> **REQUIRED WORK**
Repeat, line for line, the entries printed below.

[start of RECORDED DATA]

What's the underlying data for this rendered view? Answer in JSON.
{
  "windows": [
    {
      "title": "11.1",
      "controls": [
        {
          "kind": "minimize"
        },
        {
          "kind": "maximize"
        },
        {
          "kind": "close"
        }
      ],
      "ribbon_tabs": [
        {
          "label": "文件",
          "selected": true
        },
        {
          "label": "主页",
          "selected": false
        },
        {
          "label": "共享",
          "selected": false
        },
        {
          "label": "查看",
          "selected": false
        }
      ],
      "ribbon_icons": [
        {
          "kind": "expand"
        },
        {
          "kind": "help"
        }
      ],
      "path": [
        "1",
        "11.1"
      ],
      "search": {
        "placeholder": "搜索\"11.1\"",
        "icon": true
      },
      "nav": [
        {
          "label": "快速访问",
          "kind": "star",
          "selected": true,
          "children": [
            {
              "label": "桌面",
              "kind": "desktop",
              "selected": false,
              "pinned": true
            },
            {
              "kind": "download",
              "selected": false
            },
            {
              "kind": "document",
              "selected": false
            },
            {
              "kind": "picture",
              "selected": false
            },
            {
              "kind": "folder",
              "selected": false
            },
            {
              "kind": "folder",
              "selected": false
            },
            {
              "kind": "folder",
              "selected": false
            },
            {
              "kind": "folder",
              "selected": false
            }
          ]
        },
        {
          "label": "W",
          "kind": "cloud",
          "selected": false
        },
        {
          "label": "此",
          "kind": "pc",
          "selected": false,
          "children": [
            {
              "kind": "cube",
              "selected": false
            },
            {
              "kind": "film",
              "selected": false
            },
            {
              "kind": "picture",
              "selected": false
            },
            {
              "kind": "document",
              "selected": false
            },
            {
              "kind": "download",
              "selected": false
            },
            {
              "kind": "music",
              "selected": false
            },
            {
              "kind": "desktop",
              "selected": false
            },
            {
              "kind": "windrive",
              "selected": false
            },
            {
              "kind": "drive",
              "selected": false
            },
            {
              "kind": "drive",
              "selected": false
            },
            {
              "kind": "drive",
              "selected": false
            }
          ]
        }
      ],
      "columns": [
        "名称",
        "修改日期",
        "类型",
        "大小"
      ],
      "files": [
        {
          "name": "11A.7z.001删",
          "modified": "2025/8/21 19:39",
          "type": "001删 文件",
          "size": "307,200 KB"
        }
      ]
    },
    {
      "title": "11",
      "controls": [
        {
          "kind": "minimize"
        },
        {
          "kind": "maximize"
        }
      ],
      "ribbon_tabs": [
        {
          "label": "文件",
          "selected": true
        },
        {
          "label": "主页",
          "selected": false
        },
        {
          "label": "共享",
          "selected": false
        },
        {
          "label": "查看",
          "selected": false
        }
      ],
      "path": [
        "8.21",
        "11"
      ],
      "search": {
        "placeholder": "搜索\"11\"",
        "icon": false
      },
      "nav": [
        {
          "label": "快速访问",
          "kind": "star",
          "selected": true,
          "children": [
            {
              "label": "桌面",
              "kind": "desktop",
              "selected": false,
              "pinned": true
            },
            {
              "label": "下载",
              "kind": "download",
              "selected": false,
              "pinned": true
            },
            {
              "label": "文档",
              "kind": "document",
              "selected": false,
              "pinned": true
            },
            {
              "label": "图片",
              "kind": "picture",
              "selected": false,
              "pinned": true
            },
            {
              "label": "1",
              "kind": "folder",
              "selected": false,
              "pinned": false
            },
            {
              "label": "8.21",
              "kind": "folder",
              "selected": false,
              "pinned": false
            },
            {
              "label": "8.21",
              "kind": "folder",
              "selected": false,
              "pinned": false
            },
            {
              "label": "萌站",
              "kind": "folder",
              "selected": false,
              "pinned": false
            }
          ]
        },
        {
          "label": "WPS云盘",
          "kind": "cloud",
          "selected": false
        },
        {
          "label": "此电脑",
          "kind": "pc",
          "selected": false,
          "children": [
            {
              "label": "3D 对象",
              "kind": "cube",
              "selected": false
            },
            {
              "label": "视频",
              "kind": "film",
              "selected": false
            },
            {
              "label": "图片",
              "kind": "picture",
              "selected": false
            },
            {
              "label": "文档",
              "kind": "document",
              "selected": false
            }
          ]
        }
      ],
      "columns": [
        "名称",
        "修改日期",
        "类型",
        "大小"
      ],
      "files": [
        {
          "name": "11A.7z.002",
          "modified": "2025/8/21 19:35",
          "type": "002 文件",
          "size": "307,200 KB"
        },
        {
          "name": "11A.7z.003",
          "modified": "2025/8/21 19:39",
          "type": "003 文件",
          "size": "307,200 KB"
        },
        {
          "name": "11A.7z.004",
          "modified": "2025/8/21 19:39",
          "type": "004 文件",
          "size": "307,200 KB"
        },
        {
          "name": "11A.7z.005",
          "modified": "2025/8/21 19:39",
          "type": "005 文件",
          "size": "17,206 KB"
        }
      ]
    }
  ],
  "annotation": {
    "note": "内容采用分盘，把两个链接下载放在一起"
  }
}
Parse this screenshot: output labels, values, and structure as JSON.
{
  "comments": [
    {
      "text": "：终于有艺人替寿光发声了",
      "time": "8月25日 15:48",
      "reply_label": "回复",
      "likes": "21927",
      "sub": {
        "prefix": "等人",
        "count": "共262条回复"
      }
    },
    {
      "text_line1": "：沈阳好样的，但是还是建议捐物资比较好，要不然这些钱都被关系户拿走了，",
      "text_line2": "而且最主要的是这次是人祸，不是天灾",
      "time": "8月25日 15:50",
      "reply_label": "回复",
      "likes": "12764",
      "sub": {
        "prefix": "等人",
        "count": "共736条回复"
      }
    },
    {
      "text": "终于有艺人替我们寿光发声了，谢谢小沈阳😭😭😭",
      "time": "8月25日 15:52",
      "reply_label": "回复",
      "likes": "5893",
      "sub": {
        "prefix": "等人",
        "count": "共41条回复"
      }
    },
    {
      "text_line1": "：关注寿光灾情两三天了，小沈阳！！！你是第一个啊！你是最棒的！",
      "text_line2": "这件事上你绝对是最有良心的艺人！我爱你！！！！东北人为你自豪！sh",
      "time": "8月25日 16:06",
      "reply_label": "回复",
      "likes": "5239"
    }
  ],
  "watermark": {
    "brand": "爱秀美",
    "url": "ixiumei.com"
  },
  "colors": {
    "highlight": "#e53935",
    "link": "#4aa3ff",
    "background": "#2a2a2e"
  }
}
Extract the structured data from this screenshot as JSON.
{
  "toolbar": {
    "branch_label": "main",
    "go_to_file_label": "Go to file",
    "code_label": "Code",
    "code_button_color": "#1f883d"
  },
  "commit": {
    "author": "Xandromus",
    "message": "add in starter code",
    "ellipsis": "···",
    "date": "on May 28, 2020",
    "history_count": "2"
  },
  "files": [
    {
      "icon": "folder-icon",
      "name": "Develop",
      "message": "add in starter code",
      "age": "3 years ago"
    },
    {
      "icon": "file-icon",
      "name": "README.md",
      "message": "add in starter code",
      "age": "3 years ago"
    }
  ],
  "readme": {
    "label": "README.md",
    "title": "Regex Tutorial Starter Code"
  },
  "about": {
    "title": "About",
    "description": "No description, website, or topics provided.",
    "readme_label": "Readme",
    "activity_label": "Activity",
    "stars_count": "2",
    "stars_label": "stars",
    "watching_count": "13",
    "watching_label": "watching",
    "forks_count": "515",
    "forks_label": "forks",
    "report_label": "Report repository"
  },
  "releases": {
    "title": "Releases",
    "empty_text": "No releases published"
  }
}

[end of RECORDED DATA]

> **WORKED ANSWER**
What's the underlying data for this rendered view? Answer in JSON.
{
  "windows": [
    {
      "title": "11.1",
      "controls": [
        {
          "kind": "minimize"
        },
        {
          "kind": "maximize"
        },
        {
          "kind": "close"
        }
      ],
      "ribbon_tabs": [
        {
          "label": "文件",
          "selected": true
        },
        {
          "label": "主页",
          "selected": false
        },
        {
          "label": "共享",
          "selected": false
        },
        {
          "label": "查看",
          "selected": false
        }
      ],
      "ribbon_icons": [
        {
          "kind": "expand"
        },
        {
          "kind": "help"
        }
      ],
      "path": [
        "1",
        "11.1"
      ],
      "search": {
        "placeholder": "搜索\"11.1\"",
        "icon": true
      },
      "nav": [
        {
          "label": "快速访问",
          "kind": "star",
          "selected": true,
          "children": [
            {
              "label": "桌面",
              "kind": "desktop",
              "selected": false,
              "pinned": true
            },
            {
              "kind": "download",
              "selected": false
            },
            {
              "kind": "document",
              "selected": false
            },
            {
              "kind": "picture",
              "selected": false
            },
            {
              "kind": "folder",
              "selected": false
            },
            {
              "kind": "folder",
              "selected": false
            },
            {
              "kind": "folder",
              "selected": false
            },
            {
              "kind": "folder",
              "selected": false
            }
          ]
        },
        {
          "label": "W",
          "kind": "cloud",
          "selected": false
        },
        {
          "label": "此",
          "kind": "pc",
          "selected": false,
          "children": [
            {
              "kind": "cube",
              "selected": false
            },
            {
              "kind": "film",
              "selected": false
            },
            {
              "kind": "picture",
              "selected": false
            },
            {
              "kind": "document",
              "selected": false
            },
            {
              "kind": "download",
              "selected": false
            },
            {
              "kind": "music",
              "selected": false
            },
            {
              "kind": "desktop",
              "selected": false
            },
            {
              "kind": "windrive",
              "selected": false
            },
            {
              "kind": "drive",
              "selected": false
            },
            {
              "kind": "drive",
              "selected": false
            },
            {
              "kind": "drive",
              "selected": false
            }
          ]
        }
      ],
      "columns": [
        "名称",
        "修改日期",
        "类型",
        "大小"
      ],
      "files": [
        {
          "name": "11A.7z.001删",
          "modified": "2025/8/21 19:39",
          "type": "001删 文件",
          "size": "307,200 KB"
        }
      ]
    },
    {
      "title": "11",
      "controls": [
        {
          "kind": "minimize"
        },
        {
          "kind": "maximize"
        }
      ],
      "ribbon_tabs": [
        {
          "label": "文件",
          "selected": true
        },
        {
          "label": "主页",
          "selected": false
        },
        {
          "label": "共享",
          "selected": false
        },
        {
          "label": "查看",
          "selected": false
        }
      ],
      "path": [
        "8.21",
        "11"
      ],
      "search": {
        "placeholder": "搜索\"11\"",
        "icon": false
      },
      "nav": [
        {
          "label": "快速访问",
          "kind": "star",
          "selected": true,
          "children": [
            {
              "label": "桌面",
              "kind": "desktop",
              "selected": false,
              "pinned": true
            },
            {
              "label": "下载",
              "kind": "download",
              "selected": false,
              "pinned": true
            },
            {
              "label": "文档",
              "kind": "document",
              "selected": false,
              "pinned": true
            },
            {
              "label": "图片",
              "kind": "picture",
              "selected": false,
              "pinned": true
            },
            {
              "label": "1",
              "kind": "folder",
              "selected": false,
              "pinned": false
            },
            {
              "label": "8.21",
              "kind": "folder",
              "selected": false,
              "pinned": false
            },
            {
              "label": "8.21",
              "kind": "folder",
              "selected": false,
              "pinned": false
            },
            {
              "label": "萌站",
              "kind": "folder",
              "selected": false,
              "pinned": false
            }
          ]
        },
        {
          "label": "WPS云盘",
          "kind": "cloud",
          "selected": false
        },
        {
          "label": "此电脑",
          "kind": "pc",
          "selected": false,
          "children": [
            {
              "label": "3D 对象",
              "kind": "cube",
              "selected": false
            },
            {
              "label": "视频",
              "kind": "film",
              "selected": false
            },
            {
              "label": "图片",
              "kind": "picture",
              "selected": false
            },
            {
              "label": "文档",
              "kind": "document",
              "selected": false
            }
          ]
        }
      ],
      "columns": [
        "名称",
        "修改日期",
        "类型",
        "大小"
      ],
      "files": [
        {
          "name": "11A.7z.002",
          "modified": "2025/8/21 19:35",
          "type": "002 文件",
          "size": "307,200 KB"
        },
        {
          "name": "11A.7z.003",
          "modified": "2025/8/21 19:39",
          "type": "003 文件",
          "size": "307,200 KB"
        },
        {
          "name": "11A.7z.004",
          "modified": "2025/8/21 19:39",
          "type": "004 文件",
          "size": "307,200 KB"
        },
        {
          "name": "11A.7z.005",
          "modified": "2025/8/21 19:39",
          "type": "005 文件",
          "size": "17,206 KB"
        }
      ]
    }
  ],
  "annotation": {
    "note": "内容采用分盘，把两个链接下载放在一起"
  }
}
Parse this screenshot: output labels, values, and structure as JSON.
{
  "comments": [
    {
      "text": "：终于有艺人替寿光发声了",
      "time": "8月25日 15:48",
      "reply_label": "回复",
      "likes": "21927",
      "sub": {
        "prefix": "等人",
        "count": "共262条回复"
      }
    },
    {
      "text_line1": "：沈阳好样的，但是还是建议捐物资比较好，要不然这些钱都被关系户拿走了，",
      "text_line2": "而且最主要的是这次是人祸，不是天灾",
      "time": "8月25日 15:50",
      "reply_label": "回复",
      "likes": "12764",
      "sub": {
        "prefix": "等人",
        "count": "共736条回复"
      }
    },
    {
      "text": "终于有艺人替我们寿光发声了，谢谢小沈阳😭😭😭",
      "time": "8月25日 15:52",
      "reply_label": "回复",
      "likes": "5893",
      "sub": {
        "prefix": "等人",
        "count": "共41条回复"
      }
    },
    {
      "text_line1": "：关注寿光灾情两三天了，小沈阳！！！你是第一个啊！你是最棒的！",
      "text_line2": "这件事上你绝对是最有良心的艺人！我爱你！！！！东北人为你自豪！sh",
      "time": "8月25日 16:06",
      "reply_label": "回复",
      "likes": "5239"
    }
  ],
  "watermark": {
    "brand": "爱秀美",
    "url": "ixiumei.com"
  },
  "colors": {
    "highlight": "#e53935",
    "link": "#4aa3ff",
    "background": "#2a2a2e"
  }
}
Extract the structured data from this screenshot as JSON.
{
  "toolbar": {
    "branch_label": "main",
    "go_to_file_label": "Go to file",
    "code_label": "Code",
    "code_button_color": "#1f883d"
  },
  "commit": {
    "author": "Xandromus",
    "message": "add in starter code",
    "ellipsis": "···",
    "date": "on May 28, 2020",
    "history_count": "2"
  },
  "files": [
    {
      "icon": "folder-icon",
      "name": "Develop",
      "message": "add in starter code",
      "age": "3 years ago"
    },
    {
      "icon": "file-icon",
      "name": "README.md",
      "message": "add in starter code",
      "age": "3 years ago"
    }
  ],
  "readme": {
    "label": "README.md",
    "title": "Regex Tutorial Starter Code"
  },
  "about": {
    "title": "About",
    "description": "No description, website, or topics provided.",
    "readme_label": "Readme",
    "activity_label": "Activity",
    "stars_count": "2",
    "stars_label": "stars",
    "watching_count": "13",
    "watching_label": "watching",
    "forks_count": "515",
    "forks_label": "forks",
    "report_label": "Report repository"
  },
  "releases": {
    "title": "Releases",
    "empty_text": "No releases published"
  }
}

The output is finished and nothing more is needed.